> _Your objective_: Make an exact copy of the listing below.

□ □ □ □ □

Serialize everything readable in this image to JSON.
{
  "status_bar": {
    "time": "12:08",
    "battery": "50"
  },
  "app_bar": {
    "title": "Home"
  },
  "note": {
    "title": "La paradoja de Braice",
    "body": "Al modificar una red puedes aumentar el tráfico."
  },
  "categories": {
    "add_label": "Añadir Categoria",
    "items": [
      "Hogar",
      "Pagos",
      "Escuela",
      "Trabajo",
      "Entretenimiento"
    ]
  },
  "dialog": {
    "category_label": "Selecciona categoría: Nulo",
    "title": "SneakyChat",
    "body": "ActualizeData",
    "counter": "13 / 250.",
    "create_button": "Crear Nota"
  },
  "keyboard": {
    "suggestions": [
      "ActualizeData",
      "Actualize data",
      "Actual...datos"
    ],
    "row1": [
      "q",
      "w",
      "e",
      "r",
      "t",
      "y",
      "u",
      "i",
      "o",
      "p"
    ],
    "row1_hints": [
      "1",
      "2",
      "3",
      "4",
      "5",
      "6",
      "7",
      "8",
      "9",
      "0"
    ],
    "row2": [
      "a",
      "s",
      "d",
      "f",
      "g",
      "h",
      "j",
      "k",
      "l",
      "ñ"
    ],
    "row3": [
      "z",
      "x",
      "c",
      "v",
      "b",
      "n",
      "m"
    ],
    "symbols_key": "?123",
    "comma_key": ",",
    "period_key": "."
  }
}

□ □ □ □ □

> _Task result_:
Serialize everything readable in this image to JSON.
{
  "status_bar": {
    "time": "12:08",
    "battery": "50"
  },
  "app_bar": {
    "title": "Home"
  },
  "note": {
    "title": "La paradoja de Braice",
    "body": "Al modificar una red puedes aumentar el tráfico."
  },
  "categories": {
    "add_label": "Añadir Categoria",
    "items": [
      "Hogar",
      "Pagos",
      "Escuela",
      "Trabajo",
      "Entretenimiento"
    ]
  },
  "dialog": {
    "category_label": "Selecciona categoría: Nulo",
    "title": "SneakyChat",
    "body": "ActualizeData",
    "counter": "13 / 250.",
    "create_button": "Crear Nota"
  },
  "keyboard": {
    "suggestions": [
      "ActualizeData",
      "Actualize data",
      "Actual...datos"
    ],
    "row1": [
      "q",
      "w",
      "e",
      "r",
      "t",
      "y",
      "u",
      "i",
      "o",
      "p"
    ],
    "row1_hints": [
      "1",
      "2",
      "3",
      "4",
      "5",
      "6",
      "7",
      "8",
      "9",
      "0"
    ],
    "row2": [
      "a",
      "s",
      "d",
      "f",
      "g",
      "h",
      "j",
      "k",
      "l",
      "ñ"
    ],
    "row3": [
      "z",
      "x",
      "c",
      "v",
      "b",
      "n",
      "m"
    ],
    "symbols_key": "?123",
    "comma_key": ",",
    "period_key": "."
  }
}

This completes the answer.